Directions: Copy out each line of the material below that holds the string "type".

* start Task material *

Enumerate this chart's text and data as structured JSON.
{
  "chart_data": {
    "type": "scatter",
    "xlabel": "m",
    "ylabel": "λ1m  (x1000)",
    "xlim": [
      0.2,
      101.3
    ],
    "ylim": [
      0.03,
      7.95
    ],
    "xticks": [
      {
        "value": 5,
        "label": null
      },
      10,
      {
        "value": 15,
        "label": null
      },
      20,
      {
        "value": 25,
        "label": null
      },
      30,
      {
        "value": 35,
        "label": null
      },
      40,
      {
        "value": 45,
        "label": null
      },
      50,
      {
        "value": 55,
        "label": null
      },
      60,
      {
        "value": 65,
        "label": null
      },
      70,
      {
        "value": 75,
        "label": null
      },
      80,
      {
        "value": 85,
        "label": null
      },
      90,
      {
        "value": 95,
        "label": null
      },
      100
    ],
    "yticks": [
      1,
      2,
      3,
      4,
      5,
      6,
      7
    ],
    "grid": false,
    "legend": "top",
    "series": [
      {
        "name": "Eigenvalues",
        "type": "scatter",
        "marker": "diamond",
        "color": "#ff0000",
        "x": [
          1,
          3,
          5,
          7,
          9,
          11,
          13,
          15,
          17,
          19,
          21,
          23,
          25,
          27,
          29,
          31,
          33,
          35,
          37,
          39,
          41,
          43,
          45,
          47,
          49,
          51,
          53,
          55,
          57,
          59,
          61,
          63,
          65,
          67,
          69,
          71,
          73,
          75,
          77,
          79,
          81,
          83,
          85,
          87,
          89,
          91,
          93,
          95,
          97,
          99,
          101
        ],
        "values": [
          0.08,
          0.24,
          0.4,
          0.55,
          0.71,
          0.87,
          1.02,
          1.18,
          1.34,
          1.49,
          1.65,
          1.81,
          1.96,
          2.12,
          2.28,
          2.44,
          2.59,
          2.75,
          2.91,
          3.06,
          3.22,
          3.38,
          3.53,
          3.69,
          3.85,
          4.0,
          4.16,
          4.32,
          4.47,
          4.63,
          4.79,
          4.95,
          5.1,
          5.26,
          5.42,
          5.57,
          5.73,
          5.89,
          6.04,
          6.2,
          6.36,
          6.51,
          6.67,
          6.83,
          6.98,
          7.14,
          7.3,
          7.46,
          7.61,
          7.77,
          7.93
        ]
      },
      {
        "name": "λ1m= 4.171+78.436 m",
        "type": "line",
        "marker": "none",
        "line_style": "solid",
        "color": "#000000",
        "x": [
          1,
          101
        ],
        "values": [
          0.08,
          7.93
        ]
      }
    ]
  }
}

* end Task material *

Solved exercise:
    "type": "scatter",
        "type": "scatter",
        "type": "line",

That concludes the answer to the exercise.